> **Task to complete**:
Copy out each line that has "Auto" in it.
* Start Data for this task *
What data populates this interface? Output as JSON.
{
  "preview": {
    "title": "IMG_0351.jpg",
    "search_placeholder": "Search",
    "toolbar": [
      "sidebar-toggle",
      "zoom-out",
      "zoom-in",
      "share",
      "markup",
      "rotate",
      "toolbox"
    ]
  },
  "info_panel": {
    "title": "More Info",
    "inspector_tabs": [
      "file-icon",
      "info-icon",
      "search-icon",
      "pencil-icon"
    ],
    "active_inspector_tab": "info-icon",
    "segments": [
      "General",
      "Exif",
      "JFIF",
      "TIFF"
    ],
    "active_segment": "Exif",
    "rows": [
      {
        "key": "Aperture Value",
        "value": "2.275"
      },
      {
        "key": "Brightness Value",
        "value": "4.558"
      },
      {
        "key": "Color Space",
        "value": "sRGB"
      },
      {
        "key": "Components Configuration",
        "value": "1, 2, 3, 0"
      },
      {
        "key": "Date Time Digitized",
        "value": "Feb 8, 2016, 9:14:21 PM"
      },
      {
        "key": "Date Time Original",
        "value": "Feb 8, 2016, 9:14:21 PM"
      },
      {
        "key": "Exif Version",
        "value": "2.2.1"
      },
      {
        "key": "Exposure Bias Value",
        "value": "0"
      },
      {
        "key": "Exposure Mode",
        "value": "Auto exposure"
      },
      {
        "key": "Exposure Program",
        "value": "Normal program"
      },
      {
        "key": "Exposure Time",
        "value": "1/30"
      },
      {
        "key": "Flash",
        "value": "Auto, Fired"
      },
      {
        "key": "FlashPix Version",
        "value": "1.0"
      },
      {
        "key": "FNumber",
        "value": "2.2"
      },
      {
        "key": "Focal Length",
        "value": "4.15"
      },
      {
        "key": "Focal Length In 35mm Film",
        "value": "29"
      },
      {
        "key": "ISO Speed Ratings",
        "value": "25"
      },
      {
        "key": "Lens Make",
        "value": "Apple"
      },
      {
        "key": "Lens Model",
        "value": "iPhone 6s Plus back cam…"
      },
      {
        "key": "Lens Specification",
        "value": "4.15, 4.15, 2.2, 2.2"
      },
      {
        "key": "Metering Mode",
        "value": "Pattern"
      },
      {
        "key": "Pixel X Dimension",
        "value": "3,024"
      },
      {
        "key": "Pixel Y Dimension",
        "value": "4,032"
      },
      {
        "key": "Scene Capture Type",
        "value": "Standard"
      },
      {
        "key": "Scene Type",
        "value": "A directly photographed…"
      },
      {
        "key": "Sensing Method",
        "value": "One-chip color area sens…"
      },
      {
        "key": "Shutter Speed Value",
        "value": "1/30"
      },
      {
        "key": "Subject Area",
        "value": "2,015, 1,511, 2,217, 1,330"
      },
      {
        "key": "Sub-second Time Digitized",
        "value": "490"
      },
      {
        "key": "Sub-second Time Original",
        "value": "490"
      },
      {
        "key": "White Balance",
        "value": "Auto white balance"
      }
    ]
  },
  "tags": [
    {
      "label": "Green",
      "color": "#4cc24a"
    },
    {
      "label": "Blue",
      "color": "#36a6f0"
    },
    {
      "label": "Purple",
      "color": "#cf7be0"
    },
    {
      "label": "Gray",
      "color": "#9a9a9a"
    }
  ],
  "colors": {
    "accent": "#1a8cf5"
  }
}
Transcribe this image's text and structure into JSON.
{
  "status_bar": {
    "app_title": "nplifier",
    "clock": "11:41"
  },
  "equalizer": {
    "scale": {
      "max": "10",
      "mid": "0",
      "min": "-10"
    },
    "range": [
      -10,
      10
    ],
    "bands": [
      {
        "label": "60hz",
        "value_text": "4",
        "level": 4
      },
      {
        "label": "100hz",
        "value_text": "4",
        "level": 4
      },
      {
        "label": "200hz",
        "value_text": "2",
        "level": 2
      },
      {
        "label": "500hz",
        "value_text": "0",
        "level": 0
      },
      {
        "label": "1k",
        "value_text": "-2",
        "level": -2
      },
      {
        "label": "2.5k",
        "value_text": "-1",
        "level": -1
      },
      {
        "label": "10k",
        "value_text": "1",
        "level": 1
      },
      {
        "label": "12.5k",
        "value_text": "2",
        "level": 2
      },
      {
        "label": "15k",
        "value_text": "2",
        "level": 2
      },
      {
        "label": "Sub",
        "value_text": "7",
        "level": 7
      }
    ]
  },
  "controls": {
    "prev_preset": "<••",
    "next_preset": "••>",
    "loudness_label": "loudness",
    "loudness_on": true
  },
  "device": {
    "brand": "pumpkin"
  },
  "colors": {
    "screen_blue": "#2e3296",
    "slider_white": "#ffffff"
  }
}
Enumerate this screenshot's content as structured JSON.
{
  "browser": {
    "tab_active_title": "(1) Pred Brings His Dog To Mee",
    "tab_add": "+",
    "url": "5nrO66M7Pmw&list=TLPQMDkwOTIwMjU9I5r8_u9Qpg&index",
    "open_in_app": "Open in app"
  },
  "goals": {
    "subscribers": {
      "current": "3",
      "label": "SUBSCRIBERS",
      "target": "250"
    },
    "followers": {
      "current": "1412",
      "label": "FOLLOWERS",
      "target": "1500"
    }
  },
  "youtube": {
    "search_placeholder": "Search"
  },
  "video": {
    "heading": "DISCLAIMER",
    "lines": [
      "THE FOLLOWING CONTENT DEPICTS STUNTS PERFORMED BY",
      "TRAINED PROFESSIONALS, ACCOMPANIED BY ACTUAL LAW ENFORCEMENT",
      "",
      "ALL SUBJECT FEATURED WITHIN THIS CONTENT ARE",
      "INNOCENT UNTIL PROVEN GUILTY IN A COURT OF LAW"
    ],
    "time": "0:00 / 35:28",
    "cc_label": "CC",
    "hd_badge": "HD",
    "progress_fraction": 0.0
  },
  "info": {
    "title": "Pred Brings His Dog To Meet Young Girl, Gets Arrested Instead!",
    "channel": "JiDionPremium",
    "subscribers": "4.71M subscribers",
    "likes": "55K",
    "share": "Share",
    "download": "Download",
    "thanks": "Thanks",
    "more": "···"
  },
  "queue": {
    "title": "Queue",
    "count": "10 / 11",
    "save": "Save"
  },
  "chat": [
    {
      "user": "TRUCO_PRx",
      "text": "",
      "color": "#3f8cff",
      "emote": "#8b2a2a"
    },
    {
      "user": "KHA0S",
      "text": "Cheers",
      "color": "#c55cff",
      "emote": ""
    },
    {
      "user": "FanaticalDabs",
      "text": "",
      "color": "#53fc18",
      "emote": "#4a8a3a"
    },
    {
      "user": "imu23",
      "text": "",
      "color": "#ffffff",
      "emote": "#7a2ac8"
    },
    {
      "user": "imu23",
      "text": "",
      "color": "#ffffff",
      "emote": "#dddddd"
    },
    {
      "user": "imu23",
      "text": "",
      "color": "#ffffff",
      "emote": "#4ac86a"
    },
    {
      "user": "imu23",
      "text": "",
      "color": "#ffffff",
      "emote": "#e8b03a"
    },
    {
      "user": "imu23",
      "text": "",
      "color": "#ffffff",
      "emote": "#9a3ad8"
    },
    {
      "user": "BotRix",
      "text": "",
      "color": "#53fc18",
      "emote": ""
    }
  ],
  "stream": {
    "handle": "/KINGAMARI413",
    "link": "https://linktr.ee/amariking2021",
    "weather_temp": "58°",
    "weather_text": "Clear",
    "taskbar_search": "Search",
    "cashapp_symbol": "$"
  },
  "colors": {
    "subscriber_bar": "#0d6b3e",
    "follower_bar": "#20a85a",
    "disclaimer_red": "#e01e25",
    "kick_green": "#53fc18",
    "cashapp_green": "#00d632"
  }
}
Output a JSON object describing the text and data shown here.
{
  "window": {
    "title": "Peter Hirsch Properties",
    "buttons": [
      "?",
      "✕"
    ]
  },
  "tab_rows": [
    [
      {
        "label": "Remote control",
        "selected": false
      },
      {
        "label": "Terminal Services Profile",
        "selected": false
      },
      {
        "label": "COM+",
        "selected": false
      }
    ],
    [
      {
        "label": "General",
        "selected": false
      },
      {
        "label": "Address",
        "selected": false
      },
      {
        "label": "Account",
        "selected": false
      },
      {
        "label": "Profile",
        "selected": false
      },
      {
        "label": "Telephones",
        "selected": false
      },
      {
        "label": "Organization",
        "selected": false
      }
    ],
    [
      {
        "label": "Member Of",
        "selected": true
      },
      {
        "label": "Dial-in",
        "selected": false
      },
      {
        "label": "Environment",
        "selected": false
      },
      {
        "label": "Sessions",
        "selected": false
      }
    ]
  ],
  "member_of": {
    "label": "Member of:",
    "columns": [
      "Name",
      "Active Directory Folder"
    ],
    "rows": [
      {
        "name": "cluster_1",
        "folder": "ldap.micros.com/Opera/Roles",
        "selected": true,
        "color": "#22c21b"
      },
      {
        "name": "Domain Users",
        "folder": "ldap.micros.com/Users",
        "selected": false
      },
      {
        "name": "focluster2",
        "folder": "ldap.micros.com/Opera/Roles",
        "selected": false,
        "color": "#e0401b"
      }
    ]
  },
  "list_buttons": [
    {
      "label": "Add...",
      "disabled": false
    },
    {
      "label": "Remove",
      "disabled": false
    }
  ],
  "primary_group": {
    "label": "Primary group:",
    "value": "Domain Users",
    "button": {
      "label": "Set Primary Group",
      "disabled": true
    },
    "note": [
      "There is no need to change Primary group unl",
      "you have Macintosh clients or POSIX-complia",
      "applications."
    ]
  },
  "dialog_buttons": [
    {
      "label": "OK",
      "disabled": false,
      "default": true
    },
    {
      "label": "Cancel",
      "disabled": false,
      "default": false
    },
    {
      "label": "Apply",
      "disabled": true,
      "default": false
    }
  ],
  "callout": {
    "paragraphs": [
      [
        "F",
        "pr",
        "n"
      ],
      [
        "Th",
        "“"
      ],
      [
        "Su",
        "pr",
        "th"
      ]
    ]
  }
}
* End Data for this task *
> **Correct output**:
        "value": "Auto exposure"
        "value": "Auto, Fired"
        "value": "Auto white balance"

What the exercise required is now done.